==== Records provided
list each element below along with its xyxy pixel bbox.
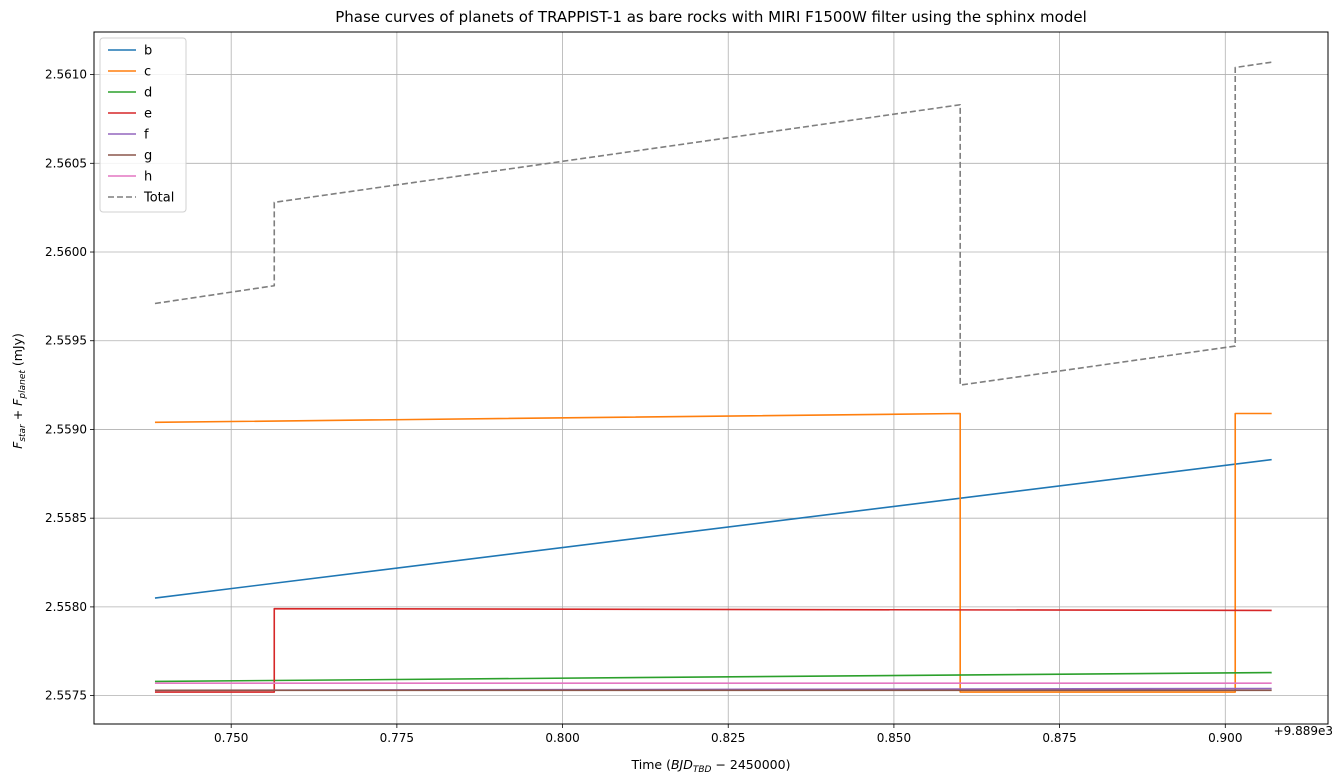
- x-tick-label: 0.775: [380, 731, 414, 745]
- x-label-prefix: Time (: [631, 757, 671, 772]
- grid: [94, 32, 1328, 724]
- x-label-math-sub: TBD: [693, 765, 712, 775]
- series-line-e: [154, 607, 1272, 693]
- legend-label: b: [144, 44, 152, 59]
- x-axis-label: Time (BJDTBD − 2450000): [631, 757, 791, 775]
- legend-label: c: [144, 65, 151, 80]
- y-tick-label: 2.5580: [45, 600, 87, 614]
- legend-label: d: [144, 86, 152, 101]
- y-tick-label: 2.5585: [45, 511, 87, 525]
- series-layer: [154, 61, 1272, 693]
- legend-label: f: [144, 128, 149, 143]
- y-tick-label: 2.5600: [45, 245, 87, 259]
- y-label-sub2: planet: [18, 370, 28, 400]
- legend-label: Total: [143, 191, 174, 206]
- x-label-math-base: BJD: [671, 757, 693, 772]
- y-tick-label: 2.5595: [45, 334, 87, 348]
- legend-label: h: [144, 170, 152, 185]
- y-label-unit: (mJy): [10, 333, 25, 370]
- plot-frame: [93, 31, 1329, 725]
- x-tick-label: 0.800: [545, 731, 579, 745]
- x-label-math-rest: − 2450000): [711, 757, 790, 772]
- legend-label: g: [144, 149, 152, 164]
- y-tick-label: 2.5605: [45, 156, 87, 170]
- x-tick-label: 0.825: [711, 731, 745, 745]
- y-label-plus: +: [10, 406, 25, 424]
- y-label-sub1: star: [18, 423, 28, 442]
- series-line-b: [154, 458, 1272, 599]
- legend-box: [99, 37, 187, 213]
- y-axis: 2.5575 2.5580 2.5585 2.5590 2.5595 2.5600 2.56…: [45, 68, 94, 703]
- y-axis-label: Fstar + Fplanet (mJy): [10, 333, 28, 449]
- plot-area: [94, 32, 1328, 724]
- series-line-total: [154, 61, 1272, 386]
- x-tick-label: 0.850: [877, 731, 911, 745]
- x-tick-label: 0.900: [1208, 731, 1242, 745]
- y-label-f2: F: [10, 398, 25, 406]
- chart-title: Phase curves of planets of TRAPPIST-1 as…: [335, 8, 1087, 26]
- legend-label: e: [144, 107, 152, 122]
- y-tick-label: 2.5610: [45, 68, 87, 82]
- series-line-c: [154, 412, 1272, 693]
- x-tick-label: 0.750: [214, 731, 248, 745]
- series-line-d: [154, 671, 1272, 683]
- x-axis: 0.750 0.775 0.800 0.825 0.850 0.875 0.900: [214, 724, 1242, 745]
- y-tick-label: 2.5590: [45, 422, 87, 436]
- y-tick-label: 2.5575: [45, 689, 87, 703]
- x-offset-label: +9.889e3: [1274, 724, 1333, 738]
- x-tick-label: 0.875: [1042, 731, 1076, 745]
- y-label-f1: F: [10, 441, 25, 449]
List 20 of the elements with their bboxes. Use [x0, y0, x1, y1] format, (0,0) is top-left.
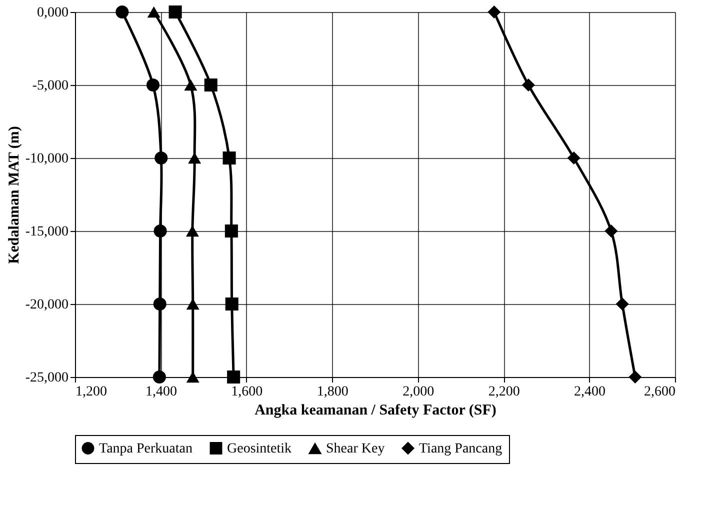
legend-label: Shear Key: [326, 442, 385, 457]
y-axis-title: Kedalaman MAT (m): [6, 126, 22, 264]
y-tick-label: -10,000: [25, 152, 68, 166]
x-tick-label: 1,400: [145, 384, 177, 400]
legend-label: Geosintetik: [227, 441, 292, 456]
legend-label: Tiang Pancang: [419, 441, 502, 456]
x-tick-label: 1,200: [76, 384, 107, 400]
x-tick-label: 2,400: [574, 384, 606, 400]
x-tick-label: 2,600: [644, 384, 676, 400]
x-tick-label: 2,000: [402, 384, 434, 400]
y-tick-label: -5,000: [32, 78, 68, 94]
x-axis-title: Angka keamanan / Safety Factor (SF): [254, 402, 496, 418]
y-tick-label: -25,000: [25, 370, 68, 386]
x-tick-label: 1,600: [231, 384, 263, 400]
legend-label: Tanpa Perkuatan: [99, 441, 192, 456]
y-tick-label: -20,000: [25, 298, 68, 312]
x-tick-label: 2,200: [488, 384, 520, 400]
x-tick-label: 1,800: [316, 384, 348, 400]
y-tick-label: -15,000: [25, 224, 68, 240]
y-tick-label: 0,000: [37, 6, 68, 20]
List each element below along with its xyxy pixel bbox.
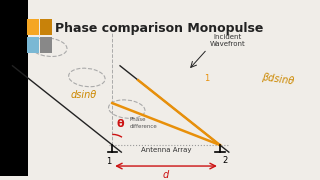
Text: Incident
Wavefront: Incident Wavefront — [210, 34, 245, 47]
Bar — [27, 37, 39, 53]
Text: 1: 1 — [204, 74, 210, 83]
Text: 2: 2 — [222, 156, 227, 165]
Text: dsinθ: dsinθ — [71, 90, 97, 100]
Bar — [40, 19, 52, 35]
Text: Phase comparison Monopulse: Phase comparison Monopulse — [55, 22, 264, 35]
Text: 1: 1 — [107, 157, 112, 166]
Bar — [40, 37, 52, 53]
Text: d: d — [163, 170, 169, 180]
Text: Antenna Array: Antenna Array — [141, 147, 191, 153]
Bar — [0, 0, 28, 176]
Text: Phase
difference: Phase difference — [130, 117, 157, 129]
Text: θ: θ — [116, 119, 124, 129]
Text: βdsinθ: βdsinθ — [261, 72, 295, 86]
Bar — [27, 19, 39, 35]
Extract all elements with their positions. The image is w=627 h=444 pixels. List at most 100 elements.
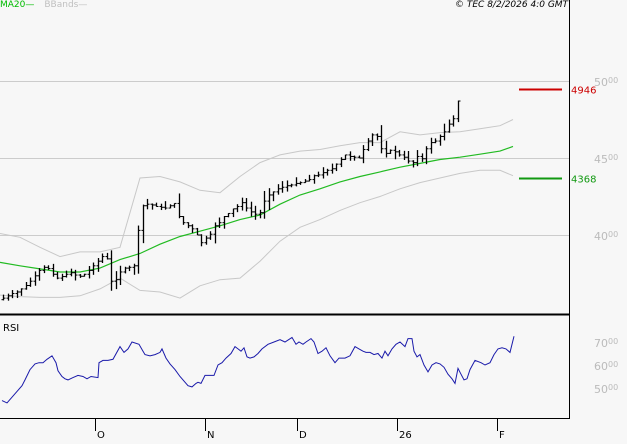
ohlc-bar [105, 252, 110, 260]
ohlc-bar [253, 205, 258, 220]
axis-tick-label: 5000 [594, 383, 618, 396]
ohlc-bar [276, 184, 281, 195]
ohlc-bar [267, 188, 272, 211]
ohlc-bar [159, 203, 164, 211]
ohlc-bar [181, 216, 186, 225]
bb-lower-band [0, 169, 514, 299]
support-level-label: 4368 [571, 175, 596, 186]
ohlc-bar [222, 215, 227, 229]
ohlc-bar [24, 281, 29, 290]
axis-tick-label: 4000 [594, 230, 618, 243]
ohlc-bar [213, 222, 218, 244]
ohlc-bar [163, 201, 168, 210]
bollinger-bands [0, 119, 514, 299]
ohlc-bar [442, 123, 447, 141]
ohlc-bar [388, 149, 393, 154]
ohlc-bar [339, 157, 344, 168]
bbands-swatch: — [78, 0, 88, 10]
axis-tick-label: 4500 [594, 153, 618, 166]
ohlc-bar [397, 149, 402, 157]
ohlc-bar [240, 197, 245, 211]
ohlc-bar [438, 134, 443, 146]
rsi-panel-label: RSI [3, 323, 19, 334]
ohlc-bar [451, 115, 456, 127]
ohlc-bar [19, 288, 24, 296]
ohlc-bar [456, 100, 461, 123]
ohlc-bar [154, 202, 159, 208]
ohlc-bar [145, 198, 150, 210]
x-tick-label: O [97, 430, 105, 440]
ohlc-bar [244, 198, 249, 212]
ohlc-bar [262, 190, 267, 219]
legend-ma20[interactable]: MA20— [0, 0, 35, 10]
ohlc-bar [46, 265, 51, 270]
ohlc-bar [60, 273, 65, 281]
chart-legend: MA20— BBands— [0, 0, 87, 11]
ohlc-bar [1, 294, 6, 301]
axis-tick-label: 7000 [594, 337, 618, 350]
ohlc-bar [406, 151, 411, 164]
ohlc-bar [402, 150, 407, 160]
ohlc-bar [312, 174, 317, 184]
ohlc-bar [6, 293, 11, 301]
ohlc-bar [325, 168, 330, 176]
ohlc-bar [177, 193, 182, 219]
ohlc-bar [307, 174, 312, 182]
ohlc-bar [370, 133, 375, 147]
ohlc-bar [141, 204, 146, 244]
bb-upper-band [0, 119, 514, 258]
x-tick-label: D [299, 430, 307, 440]
ohlc-bar [51, 263, 56, 277]
ohlc-bar [172, 202, 177, 208]
ohlc-bar [258, 209, 263, 219]
ohlc-bar [321, 167, 326, 179]
ohlc-bar [280, 181, 285, 193]
ohlc-bar [132, 263, 137, 275]
ohlc-bar [73, 269, 78, 281]
ohlc-bar [298, 181, 303, 185]
ohlc-bar [118, 265, 123, 286]
ohlc-bar [235, 204, 240, 213]
ohlc-bar [33, 271, 38, 286]
ohlc-bar [195, 227, 200, 236]
ohlc-bar [109, 250, 114, 291]
ohlc-bar [334, 163, 339, 172]
ohlc-bar [330, 163, 335, 174]
ohlc-bar [64, 270, 69, 278]
ohlc-bar [190, 224, 195, 233]
ohlc-bar [411, 160, 416, 168]
ohlc-bar [366, 138, 371, 152]
ohlc-bar [28, 277, 33, 287]
ohlc-bar [100, 253, 105, 264]
price-gridlines [0, 81, 569, 236]
price-axis-labels: 4000 4500 5000 [594, 76, 618, 243]
x-tick-label: 26 [399, 430, 412, 440]
ohlc-bar [186, 222, 191, 229]
ohlc-bar [303, 179, 308, 184]
ohlc-bar [10, 290, 15, 299]
legend-bbands[interactable]: BBands— [44, 0, 88, 10]
ohlc-bar [271, 191, 276, 202]
ohlc-bar [316, 171, 321, 178]
ohlc-bar [127, 265, 132, 272]
ohlc-bar [285, 180, 290, 192]
ohlc-bar [91, 262, 96, 275]
ohlc-bar [150, 203, 155, 210]
ohlc-bar [199, 234, 204, 247]
ohlc-bar [226, 212, 231, 218]
ohlc-bar [415, 150, 420, 167]
ohlc-bar [78, 274, 83, 278]
ohlc-bar [384, 140, 389, 158]
ohlc-bar [217, 217, 222, 228]
ohlc-bar [294, 177, 299, 187]
ohlc-bar [352, 155, 357, 161]
ohlc-bar [348, 151, 353, 161]
rsi-polyline [1, 336, 515, 404]
ohlc-bar [87, 266, 92, 279]
ohlc-bar [123, 266, 128, 274]
x-tick-label: N [207, 430, 214, 440]
ohlc-bar [208, 231, 213, 240]
ohlc-bar [96, 258, 101, 272]
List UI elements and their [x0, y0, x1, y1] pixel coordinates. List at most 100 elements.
========
Problem statement:
Could you return, word for word, the stretch of the records from the line containing "legend-label: Shear Key: [326, 442, 385, 457]" through the line containing "Extract all elements", with the pictures left out?

Answer to this task:
legend-label: Shear Key: [326, 442, 385, 457]
y-axis-title: Kedalaman MAT (m): [6, 126, 22, 264]
y-tick-label: -10,000: [25, 152, 68, 166]
x-tick-label: 1,400: [145, 384, 177, 400]
legend-label: Geosintetik: [227, 441, 292, 456]
legend-label: Tiang Pancang: [419, 441, 502, 456]
x-tick-label: 1,200: [76, 384, 107, 400]
x-tick-label: 2,400: [574, 384, 606, 400]
x-tick-label: 2,600: [644, 384, 676, 400]
x-tick-label: 2,000: [402, 384, 434, 400]
y-tick-label: -5,000: [32, 78, 68, 94]
x-axis-title: Angka keamanan / Safety Factor (SF): [254, 402, 496, 418]
y-tick-label: -25,000: [25, 370, 68, 386]
x-tick-label: 1,600: [231, 384, 263, 400]
legend-label: Tanpa Perkuatan: [99, 441, 192, 456]
y-tick-label: -20,000: [25, 298, 68, 312]
x-tick-label: 2,200: [488, 384, 520, 400]
x-tick-label: 1,800: [316, 384, 348, 400]
y-tick-label: -15,000: [25, 224, 68, 240]
y-tick-label: 0,000: [37, 6, 68, 20]
List each element below along with its xyxy pixel bbox.
Text: Incident
Wavefront: Incident Wavefront — [210, 34, 245, 47]
Bar — [27, 37, 39, 53]
Text: 1: 1 — [204, 74, 210, 83]
Text: 2: 2 — [222, 156, 227, 165]
Text: dsinθ: dsinθ — [71, 90, 97, 100]
Bar — [40, 19, 52, 35]
Text: Phase comparison Monopulse: Phase comparison Monopulse — [55, 22, 264, 35]
Text: 1: 1 — [107, 157, 112, 166]
Bar — [40, 37, 52, 53]
Text: d: d — [163, 170, 169, 180]
Text: Antenna Array: Antenna Array — [141, 147, 191, 153]
Bar — [0, 0, 28, 176]
Text: Phase
difference: Phase difference — [130, 117, 157, 129]
Text: θ: θ — [116, 119, 124, 129]
Text: βdsinθ: βdsinθ — [261, 72, 295, 86]
Bar — [27, 19, 39, 35]
Extract all elements with their positions. The image is w=627 h=444 pixels. List at most 100 elements.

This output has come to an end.